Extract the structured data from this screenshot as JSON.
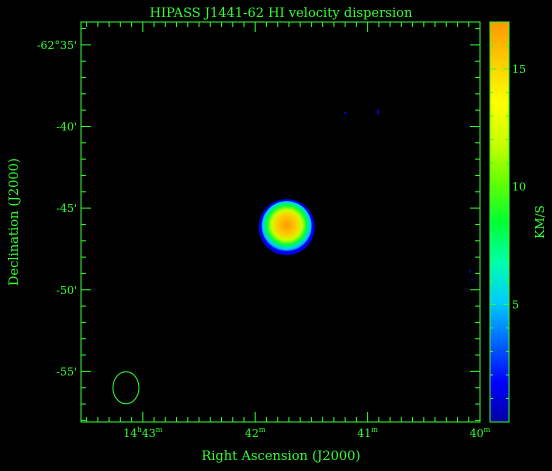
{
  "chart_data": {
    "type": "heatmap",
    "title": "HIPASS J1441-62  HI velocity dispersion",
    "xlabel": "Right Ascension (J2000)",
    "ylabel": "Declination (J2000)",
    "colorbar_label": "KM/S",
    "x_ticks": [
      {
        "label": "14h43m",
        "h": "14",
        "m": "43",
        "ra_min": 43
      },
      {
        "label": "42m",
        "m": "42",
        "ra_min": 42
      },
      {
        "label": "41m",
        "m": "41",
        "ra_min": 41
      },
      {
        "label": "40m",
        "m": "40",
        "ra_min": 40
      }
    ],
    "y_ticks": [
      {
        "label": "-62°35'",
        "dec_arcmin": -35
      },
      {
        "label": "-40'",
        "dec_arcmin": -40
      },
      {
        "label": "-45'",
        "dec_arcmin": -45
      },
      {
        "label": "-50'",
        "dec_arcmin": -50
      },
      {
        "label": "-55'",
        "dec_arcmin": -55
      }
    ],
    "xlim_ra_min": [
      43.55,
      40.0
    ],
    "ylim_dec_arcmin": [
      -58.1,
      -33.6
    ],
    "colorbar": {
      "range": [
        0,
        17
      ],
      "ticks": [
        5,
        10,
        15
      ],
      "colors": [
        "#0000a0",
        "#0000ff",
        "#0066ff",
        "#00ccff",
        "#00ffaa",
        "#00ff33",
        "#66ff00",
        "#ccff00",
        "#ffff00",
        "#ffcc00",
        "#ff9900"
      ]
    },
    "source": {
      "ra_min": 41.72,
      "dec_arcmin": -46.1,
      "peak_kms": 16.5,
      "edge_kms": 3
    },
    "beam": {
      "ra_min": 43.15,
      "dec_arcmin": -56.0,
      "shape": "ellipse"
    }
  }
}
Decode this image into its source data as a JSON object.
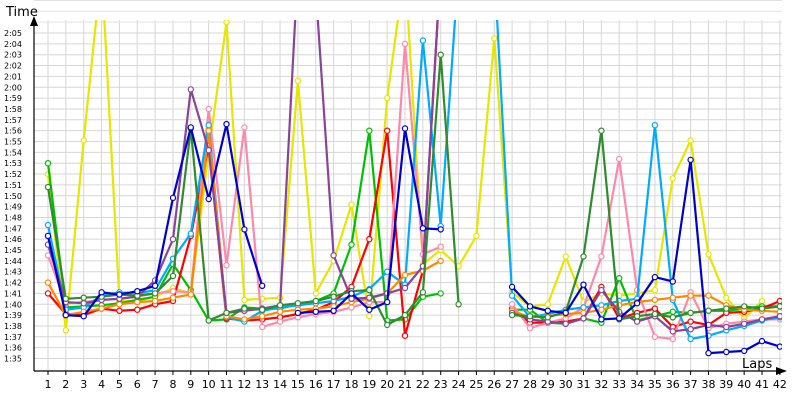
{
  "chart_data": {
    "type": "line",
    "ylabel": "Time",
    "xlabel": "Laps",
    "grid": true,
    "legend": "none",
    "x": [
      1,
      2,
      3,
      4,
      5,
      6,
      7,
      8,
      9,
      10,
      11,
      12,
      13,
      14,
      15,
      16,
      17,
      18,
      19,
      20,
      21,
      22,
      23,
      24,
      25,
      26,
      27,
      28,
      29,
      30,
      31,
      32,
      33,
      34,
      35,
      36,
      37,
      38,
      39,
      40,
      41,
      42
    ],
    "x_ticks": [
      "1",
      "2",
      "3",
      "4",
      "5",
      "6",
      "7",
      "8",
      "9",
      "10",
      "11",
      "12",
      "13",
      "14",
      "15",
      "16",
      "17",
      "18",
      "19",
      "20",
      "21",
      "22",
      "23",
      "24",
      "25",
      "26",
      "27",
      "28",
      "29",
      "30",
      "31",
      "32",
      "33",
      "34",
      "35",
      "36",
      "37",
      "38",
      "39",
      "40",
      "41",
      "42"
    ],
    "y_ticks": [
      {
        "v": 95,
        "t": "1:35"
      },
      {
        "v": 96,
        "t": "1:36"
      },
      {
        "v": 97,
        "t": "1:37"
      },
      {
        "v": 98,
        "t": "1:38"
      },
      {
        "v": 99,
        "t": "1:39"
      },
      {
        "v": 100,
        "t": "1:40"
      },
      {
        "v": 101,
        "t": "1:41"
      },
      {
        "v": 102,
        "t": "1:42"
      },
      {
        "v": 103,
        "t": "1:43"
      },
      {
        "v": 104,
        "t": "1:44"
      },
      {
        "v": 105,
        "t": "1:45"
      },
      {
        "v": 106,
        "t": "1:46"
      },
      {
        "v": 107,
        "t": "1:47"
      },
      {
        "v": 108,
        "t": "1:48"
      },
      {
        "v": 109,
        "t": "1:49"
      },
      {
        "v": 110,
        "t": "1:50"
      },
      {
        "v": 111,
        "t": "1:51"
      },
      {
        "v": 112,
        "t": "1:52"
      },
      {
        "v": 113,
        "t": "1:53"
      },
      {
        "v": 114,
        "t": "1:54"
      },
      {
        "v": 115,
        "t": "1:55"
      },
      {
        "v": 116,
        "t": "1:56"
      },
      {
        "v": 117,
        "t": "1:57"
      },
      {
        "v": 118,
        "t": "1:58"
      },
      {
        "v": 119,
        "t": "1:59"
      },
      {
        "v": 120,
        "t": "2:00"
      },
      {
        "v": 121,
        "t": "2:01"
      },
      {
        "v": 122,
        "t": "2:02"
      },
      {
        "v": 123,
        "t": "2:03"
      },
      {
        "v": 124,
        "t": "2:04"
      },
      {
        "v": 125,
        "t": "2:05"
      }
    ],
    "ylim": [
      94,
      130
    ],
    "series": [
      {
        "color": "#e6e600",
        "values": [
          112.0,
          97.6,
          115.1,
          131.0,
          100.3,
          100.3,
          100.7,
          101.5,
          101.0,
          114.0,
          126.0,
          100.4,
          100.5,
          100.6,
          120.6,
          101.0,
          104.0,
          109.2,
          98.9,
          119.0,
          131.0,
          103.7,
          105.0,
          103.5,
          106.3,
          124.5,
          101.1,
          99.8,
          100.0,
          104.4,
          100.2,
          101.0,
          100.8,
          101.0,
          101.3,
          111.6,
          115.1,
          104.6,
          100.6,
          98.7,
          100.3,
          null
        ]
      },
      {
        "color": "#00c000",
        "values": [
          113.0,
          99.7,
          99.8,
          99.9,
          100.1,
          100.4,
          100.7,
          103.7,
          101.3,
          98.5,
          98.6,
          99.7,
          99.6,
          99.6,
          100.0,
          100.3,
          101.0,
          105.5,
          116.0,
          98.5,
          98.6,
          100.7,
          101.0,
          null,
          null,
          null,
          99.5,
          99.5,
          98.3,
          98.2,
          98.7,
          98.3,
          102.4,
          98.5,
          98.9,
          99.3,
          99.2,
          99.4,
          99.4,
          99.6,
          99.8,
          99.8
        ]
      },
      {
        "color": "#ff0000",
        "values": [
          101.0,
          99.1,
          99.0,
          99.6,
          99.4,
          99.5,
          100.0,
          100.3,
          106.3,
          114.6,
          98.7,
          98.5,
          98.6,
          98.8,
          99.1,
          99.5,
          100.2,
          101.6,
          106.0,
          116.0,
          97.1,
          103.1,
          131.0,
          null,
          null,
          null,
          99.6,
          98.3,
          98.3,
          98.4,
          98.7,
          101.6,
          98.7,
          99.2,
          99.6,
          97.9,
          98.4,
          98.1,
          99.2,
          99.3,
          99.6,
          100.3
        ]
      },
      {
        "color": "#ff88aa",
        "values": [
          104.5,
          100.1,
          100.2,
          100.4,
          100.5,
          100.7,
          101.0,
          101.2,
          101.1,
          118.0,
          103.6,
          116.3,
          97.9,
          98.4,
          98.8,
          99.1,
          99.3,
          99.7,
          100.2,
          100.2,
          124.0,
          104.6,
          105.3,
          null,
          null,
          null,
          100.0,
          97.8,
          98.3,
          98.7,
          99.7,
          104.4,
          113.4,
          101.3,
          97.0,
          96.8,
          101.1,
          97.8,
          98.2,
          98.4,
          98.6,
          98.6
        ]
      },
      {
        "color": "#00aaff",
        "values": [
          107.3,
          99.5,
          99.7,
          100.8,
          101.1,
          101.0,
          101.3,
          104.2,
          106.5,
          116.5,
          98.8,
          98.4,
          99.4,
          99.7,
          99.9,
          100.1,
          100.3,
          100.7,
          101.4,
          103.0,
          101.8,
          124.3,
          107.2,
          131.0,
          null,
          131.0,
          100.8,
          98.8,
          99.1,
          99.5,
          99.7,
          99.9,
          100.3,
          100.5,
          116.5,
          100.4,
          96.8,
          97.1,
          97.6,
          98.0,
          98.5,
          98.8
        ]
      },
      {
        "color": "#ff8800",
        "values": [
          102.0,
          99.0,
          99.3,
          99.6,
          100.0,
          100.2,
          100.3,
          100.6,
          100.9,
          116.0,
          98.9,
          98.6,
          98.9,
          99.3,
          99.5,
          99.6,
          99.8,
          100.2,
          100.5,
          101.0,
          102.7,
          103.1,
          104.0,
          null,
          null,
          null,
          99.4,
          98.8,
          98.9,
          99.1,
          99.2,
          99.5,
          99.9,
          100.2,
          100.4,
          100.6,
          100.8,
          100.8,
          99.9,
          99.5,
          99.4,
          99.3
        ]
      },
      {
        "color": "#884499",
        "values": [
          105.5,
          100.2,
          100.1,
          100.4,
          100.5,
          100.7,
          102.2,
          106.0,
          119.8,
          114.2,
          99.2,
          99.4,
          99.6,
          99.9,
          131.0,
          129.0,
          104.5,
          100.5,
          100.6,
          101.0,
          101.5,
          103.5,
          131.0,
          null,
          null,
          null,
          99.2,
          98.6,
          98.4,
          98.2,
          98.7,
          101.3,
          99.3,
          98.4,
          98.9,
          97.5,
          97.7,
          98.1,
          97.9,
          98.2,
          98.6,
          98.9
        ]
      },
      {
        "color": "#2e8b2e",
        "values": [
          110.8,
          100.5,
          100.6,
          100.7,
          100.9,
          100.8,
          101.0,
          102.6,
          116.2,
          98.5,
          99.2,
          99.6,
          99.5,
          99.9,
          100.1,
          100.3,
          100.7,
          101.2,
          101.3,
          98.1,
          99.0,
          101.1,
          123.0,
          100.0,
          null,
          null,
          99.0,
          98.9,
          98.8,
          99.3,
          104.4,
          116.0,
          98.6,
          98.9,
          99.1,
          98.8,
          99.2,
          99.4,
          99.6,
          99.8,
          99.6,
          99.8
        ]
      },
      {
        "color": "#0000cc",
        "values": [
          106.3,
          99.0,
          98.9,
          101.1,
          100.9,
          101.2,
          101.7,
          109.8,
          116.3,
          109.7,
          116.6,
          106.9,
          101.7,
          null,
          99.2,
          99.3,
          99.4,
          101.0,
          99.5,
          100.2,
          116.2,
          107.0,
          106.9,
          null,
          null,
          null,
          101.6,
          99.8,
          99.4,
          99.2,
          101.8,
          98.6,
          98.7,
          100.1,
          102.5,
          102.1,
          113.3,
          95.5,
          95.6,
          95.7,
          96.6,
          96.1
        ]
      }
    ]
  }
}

-=-=-=-=-

### Task description
Above are the records. Copy every line in them holding "ylabel".

### Exercise output
    "ylabel": "Declination (J2000)",
    "ylabel": "Time",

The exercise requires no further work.